— Start Supplied data —
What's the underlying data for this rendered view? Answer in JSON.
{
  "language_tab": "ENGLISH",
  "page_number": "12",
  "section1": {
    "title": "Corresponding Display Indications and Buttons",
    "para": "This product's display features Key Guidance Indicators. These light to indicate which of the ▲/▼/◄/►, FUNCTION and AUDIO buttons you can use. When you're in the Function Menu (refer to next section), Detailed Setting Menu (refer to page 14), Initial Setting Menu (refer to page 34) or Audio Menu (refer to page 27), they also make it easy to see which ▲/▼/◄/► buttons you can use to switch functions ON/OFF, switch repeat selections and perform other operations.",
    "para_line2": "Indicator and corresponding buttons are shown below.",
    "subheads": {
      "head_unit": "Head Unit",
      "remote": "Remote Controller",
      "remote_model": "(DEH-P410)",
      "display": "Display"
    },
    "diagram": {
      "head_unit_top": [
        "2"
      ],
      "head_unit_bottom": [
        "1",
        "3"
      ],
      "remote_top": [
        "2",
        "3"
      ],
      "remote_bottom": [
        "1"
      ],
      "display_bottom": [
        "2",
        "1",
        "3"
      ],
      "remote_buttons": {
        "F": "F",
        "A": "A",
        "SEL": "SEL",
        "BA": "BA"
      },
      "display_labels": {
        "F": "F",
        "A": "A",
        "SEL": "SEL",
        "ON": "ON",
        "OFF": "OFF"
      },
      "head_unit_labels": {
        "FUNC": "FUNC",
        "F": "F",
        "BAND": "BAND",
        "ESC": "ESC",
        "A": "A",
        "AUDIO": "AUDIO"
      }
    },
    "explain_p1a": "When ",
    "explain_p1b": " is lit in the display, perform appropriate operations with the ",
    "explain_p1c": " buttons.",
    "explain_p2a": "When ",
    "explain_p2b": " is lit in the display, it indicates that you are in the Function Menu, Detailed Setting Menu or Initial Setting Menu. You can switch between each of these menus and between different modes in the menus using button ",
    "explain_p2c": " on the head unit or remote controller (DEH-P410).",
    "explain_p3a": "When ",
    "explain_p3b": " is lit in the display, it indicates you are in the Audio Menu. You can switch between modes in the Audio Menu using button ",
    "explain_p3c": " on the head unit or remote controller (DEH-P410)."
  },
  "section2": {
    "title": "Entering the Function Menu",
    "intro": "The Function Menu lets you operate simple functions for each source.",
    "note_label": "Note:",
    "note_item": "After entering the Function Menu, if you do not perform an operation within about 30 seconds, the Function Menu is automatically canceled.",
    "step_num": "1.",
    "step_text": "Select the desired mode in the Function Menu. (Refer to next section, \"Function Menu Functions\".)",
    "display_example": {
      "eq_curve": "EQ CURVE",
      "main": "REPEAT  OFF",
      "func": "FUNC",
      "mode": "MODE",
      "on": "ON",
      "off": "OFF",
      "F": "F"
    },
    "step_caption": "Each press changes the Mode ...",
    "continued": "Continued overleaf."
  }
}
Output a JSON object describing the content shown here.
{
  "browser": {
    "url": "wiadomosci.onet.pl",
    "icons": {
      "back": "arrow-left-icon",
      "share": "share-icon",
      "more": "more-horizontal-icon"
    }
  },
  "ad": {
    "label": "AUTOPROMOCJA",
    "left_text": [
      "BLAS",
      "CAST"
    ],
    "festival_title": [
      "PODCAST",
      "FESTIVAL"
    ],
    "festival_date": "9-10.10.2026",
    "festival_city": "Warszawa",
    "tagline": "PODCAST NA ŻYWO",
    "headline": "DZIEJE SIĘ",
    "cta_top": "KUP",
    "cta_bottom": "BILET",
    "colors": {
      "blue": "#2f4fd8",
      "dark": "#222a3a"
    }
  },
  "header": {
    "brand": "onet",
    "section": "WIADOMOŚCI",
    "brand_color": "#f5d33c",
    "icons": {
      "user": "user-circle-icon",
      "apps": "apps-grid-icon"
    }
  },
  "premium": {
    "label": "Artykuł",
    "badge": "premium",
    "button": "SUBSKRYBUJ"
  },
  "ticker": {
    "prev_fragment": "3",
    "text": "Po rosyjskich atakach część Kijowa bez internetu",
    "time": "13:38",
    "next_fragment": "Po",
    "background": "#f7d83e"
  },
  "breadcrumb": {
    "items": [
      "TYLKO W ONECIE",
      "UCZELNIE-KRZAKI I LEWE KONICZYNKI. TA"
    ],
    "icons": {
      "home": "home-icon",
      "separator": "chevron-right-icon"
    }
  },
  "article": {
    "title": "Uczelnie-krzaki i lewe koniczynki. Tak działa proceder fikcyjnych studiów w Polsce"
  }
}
— End Supplied data —
**Task directions:** Every entry should be printed again exactly as written.

**Correct answer:**
What's the underlying data for this rendered view? Answer in JSON.
{
  "language_tab": "ENGLISH",
  "page_number": "12",
  "section1": {
    "title": "Corresponding Display Indications and Buttons",
    "para": "This product's display features Key Guidance Indicators. These light to indicate which of the ▲/▼/◄/►, FUNCTION and AUDIO buttons you can use. When you're in the Function Menu (refer to next section), Detailed Setting Menu (refer to page 14), Initial Setting Menu (refer to page 34) or Audio Menu (refer to page 27), they also make it easy to see which ▲/▼/◄/► buttons you can use to switch functions ON/OFF, switch repeat selections and perform other operations.",
    "para_line2": "Indicator and corresponding buttons are shown below.",
    "subheads": {
      "head_unit": "Head Unit",
      "remote": "Remote Controller",
      "remote_model": "(DEH-P410)",
      "display": "Display"
    },
    "diagram": {
      "head_unit_top": [
        "2"
      ],
      "head_unit_bottom": [
        "1",
        "3"
      ],
      "remote_top": [
        "2",
        "3"
      ],
      "remote_bottom": [
        "1"
      ],
      "display_bottom": [
        "2",
        "1",
        "3"
      ],
      "remote_buttons": {
        "F": "F",
        "A": "A",
        "SEL": "SEL",
        "BA": "BA"
      },
      "display_labels": {
        "F": "F",
        "A": "A",
        "SEL": "SEL",
        "ON": "ON",
        "OFF": "OFF"
      },
      "head_unit_labels": {
        "FUNC": "FUNC",
        "F": "F",
        "BAND": "BAND",
        "ESC": "ESC",
        "A": "A",
        "AUDIO": "AUDIO"
      }
    },
    "explain_p1a": "When ",
    "explain_p1b": " is lit in the display, perform appropriate operations with the ",
    "explain_p1c": " buttons.",
    "explain_p2a": "When ",
    "explain_p2b": " is lit in the display, it indicates that you are in the Function Menu, Detailed Setting Menu or Initial Setting Menu. You can switch between each of these menus and between different modes in the menus using button ",
    "explain_p2c": " on the head unit or remote controller (DEH-P410).",
    "explain_p3a": "When ",
    "explain_p3b": " is lit in the display, it indicates you are in the Audio Menu. You can switch between modes in the Audio Menu using button ",
    "explain_p3c": " on the head unit or remote controller (DEH-P410)."
  },
  "section2": {
    "title": "Entering the Function Menu",
    "intro": "The Function Menu lets you operate simple functions for each source.",
    "note_label": "Note:",
    "note_item": "After entering the Function Menu, if you do not perform an operation within about 30 seconds, the Function Menu is automatically canceled.",
    "step_num": "1.",
    "step_text": "Select the desired mode in the Function Menu. (Refer to next section, \"Function Menu Functions\".)",
    "display_example": {
      "eq_curve": "EQ CURVE",
      "main": "REPEAT  OFF",
      "func": "FUNC",
      "mode": "MODE",
      "on": "ON",
      "off": "OFF",
      "F": "F"
    },
    "step_caption": "Each press changes the Mode ...",
    "continued": "Continued overleaf."
  }
}
Output a JSON object describing the content shown here.
{
  "browser": {
    "url": "wiadomosci.onet.pl",
    "icons": {
      "back": "arrow-left-icon",
      "share": "share-icon",
      "more": "more-horizontal-icon"
    }
  },
  "ad": {
    "label": "AUTOPROMOCJA",
    "left_text": [
      "BLAS",
      "CAST"
    ],
    "festival_title": [
      "PODCAST",
      "FESTIVAL"
    ],
    "festival_date": "9-10.10.2026",
    "festival_city": "Warszawa",
    "tagline": "PODCAST NA ŻYWO",
    "headline": "DZIEJE SIĘ",
    "cta_top": "KUP",
    "cta_bottom": "BILET",
    "colors": {
      "blue": "#2f4fd8",
      "dark": "#222a3a"
    }
  },
  "header": {
    "brand": "onet",
    "section": "WIADOMOŚCI",
    "brand_color": "#f5d33c",
    "icons": {
      "user": "user-circle-icon",
      "apps": "apps-grid-icon"
    }
  },
  "premium": {
    "label": "Artykuł",
    "badge": "premium",
    "button": "SUBSKRYBUJ"
  },
  "ticker": {
    "prev_fragment": "3",
    "text": "Po rosyjskich atakach część Kijowa bez internetu",
    "time": "13:38",
    "next_fragment": "Po",
    "background": "#f7d83e"
  },
  "breadcrumb": {
    "items": [
      "TYLKO W ONECIE",
      "UCZELNIE-KRZAKI I LEWE KONICZYNKI. TA"
    ],
    "icons": {
      "home": "home-icon",
      "separator": "chevron-right-icon"
    }
  },
  "article": {
    "title": "Uczelnie-krzaki i lewe koniczynki. Tak działa proceder fikcyjnych studiów w Polsce"
  }
}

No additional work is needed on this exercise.